• **What the task requires**
Write out the complete material exactly as it stands.

• **Given data**
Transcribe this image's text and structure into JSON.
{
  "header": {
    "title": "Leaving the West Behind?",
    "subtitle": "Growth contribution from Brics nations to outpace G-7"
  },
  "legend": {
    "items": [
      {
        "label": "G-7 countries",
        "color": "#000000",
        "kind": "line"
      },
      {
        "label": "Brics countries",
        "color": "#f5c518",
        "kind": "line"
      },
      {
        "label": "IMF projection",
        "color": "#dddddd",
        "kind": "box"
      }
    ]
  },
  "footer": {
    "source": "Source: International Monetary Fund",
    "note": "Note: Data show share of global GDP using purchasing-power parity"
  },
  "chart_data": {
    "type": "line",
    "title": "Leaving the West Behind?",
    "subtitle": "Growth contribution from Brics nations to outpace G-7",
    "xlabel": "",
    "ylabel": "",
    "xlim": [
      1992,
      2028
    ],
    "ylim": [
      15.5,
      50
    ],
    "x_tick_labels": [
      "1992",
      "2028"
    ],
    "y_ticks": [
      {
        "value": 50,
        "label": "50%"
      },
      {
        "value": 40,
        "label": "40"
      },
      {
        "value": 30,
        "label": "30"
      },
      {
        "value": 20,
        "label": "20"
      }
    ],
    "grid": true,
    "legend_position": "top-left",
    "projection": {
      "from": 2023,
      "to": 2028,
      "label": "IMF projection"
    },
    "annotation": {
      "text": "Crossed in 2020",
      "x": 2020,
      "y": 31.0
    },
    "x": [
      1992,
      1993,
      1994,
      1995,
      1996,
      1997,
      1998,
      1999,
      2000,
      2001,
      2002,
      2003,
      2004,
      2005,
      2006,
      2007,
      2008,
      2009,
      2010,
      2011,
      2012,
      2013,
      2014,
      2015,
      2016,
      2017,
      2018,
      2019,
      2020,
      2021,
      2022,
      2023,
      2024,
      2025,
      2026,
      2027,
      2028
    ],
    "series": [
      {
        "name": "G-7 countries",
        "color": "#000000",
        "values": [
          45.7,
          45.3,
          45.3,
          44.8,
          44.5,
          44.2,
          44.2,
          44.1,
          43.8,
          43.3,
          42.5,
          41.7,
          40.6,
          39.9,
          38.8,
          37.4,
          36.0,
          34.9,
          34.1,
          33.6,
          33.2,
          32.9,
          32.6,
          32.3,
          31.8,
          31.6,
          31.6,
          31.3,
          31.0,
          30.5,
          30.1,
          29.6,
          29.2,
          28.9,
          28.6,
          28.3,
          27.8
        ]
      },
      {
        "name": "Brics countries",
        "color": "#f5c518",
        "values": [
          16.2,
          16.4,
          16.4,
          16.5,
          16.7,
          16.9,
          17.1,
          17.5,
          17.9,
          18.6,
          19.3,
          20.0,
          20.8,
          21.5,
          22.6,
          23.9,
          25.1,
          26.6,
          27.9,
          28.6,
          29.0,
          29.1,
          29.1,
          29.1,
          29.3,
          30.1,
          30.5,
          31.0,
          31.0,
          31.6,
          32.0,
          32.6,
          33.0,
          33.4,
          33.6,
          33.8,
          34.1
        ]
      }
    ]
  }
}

• **Task output**
Transcribe this image's text and structure into JSON.
{
  "header": {
    "title": "Leaving the West Behind?",
    "subtitle": "Growth contribution from Brics nations to outpace G-7"
  },
  "legend": {
    "items": [
      {
        "label": "G-7 countries",
        "color": "#000000",
        "kind": "line"
      },
      {
        "label": "Brics countries",
        "color": "#f5c518",
        "kind": "line"
      },
      {
        "label": "IMF projection",
        "color": "#dddddd",
        "kind": "box"
      }
    ]
  },
  "footer": {
    "source": "Source: International Monetary Fund",
    "note": "Note: Data show share of global GDP using purchasing-power parity"
  },
  "chart_data": {
    "type": "line",
    "title": "Leaving the West Behind?",
    "subtitle": "Growth contribution from Brics nations to outpace G-7",
    "xlabel": "",
    "ylabel": "",
    "xlim": [
      1992,
      2028
    ],
    "ylim": [
      15.5,
      50
    ],
    "x_tick_labels": [
      "1992",
      "2028"
    ],
    "y_ticks": [
      {
        "value": 50,
        "label": "50%"
      },
      {
        "value": 40,
        "label": "40"
      },
      {
        "value": 30,
        "label": "30"
      },
      {
        "value": 20,
        "label": "20"
      }
    ],
    "grid": true,
    "legend_position": "top-left",
    "projection": {
      "from": 2023,
      "to": 2028,
      "label": "IMF projection"
    },
    "annotation": {
      "text": "Crossed in 2020",
      "x": 2020,
      "y": 31.0
    },
    "x": [
      1992,
      1993,
      1994,
      1995,
      1996,
      1997,
      1998,
      1999,
      2000,
      2001,
      2002,
      2003,
      2004,
      2005,
      2006,
      2007,
      2008,
      2009,
      2010,
      2011,
      2012,
      2013,
      2014,
      2015,
      2016,
      2017,
      2018,
      2019,
      2020,
      2021,
      2022,
      2023,
      2024,
      2025,
      2026,
      2027,
      2028
    ],
    "series": [
      {
        "name": "G-7 countries",
        "color": "#000000",
        "values": [
          45.7,
          45.3,
          45.3,
          44.8,
          44.5,
          44.2,
          44.2,
          44.1,
          43.8,
          43.3,
          42.5,
          41.7,
          40.6,
          39.9,
          38.8,
          37.4,
          36.0,
          34.9,
          34.1,
          33.6,
          33.2,
          32.9,
          32.6,
          32.3,
          31.8,
          31.6,
          31.6,
          31.3,
          31.0,
          30.5,
          30.1,
          29.6,
          29.2,
          28.9,
          28.6,
          28.3,
          27.8
        ]
      },
      {
        "name": "Brics countries",
        "color": "#f5c518",
        "values": [
          16.2,
          16.4,
          16.4,
          16.5,
          16.7,
          16.9,
          17.1,
          17.5,
          17.9,
          18.6,
          19.3,
          20.0,
          20.8,
          21.5,
          22.6,
          23.9,
          25.1,
          26.6,
          27.9,
          28.6,
          29.0,
          29.1,
          29.1,
          29.1,
          29.3,
          30.1,
          30.5,
          31.0,
          31.0,
          31.6,
          32.0,
          32.6,
          33.0,
          33.4,
          33.6,
          33.8,
          34.1
        ]
      }
    ]
  }
}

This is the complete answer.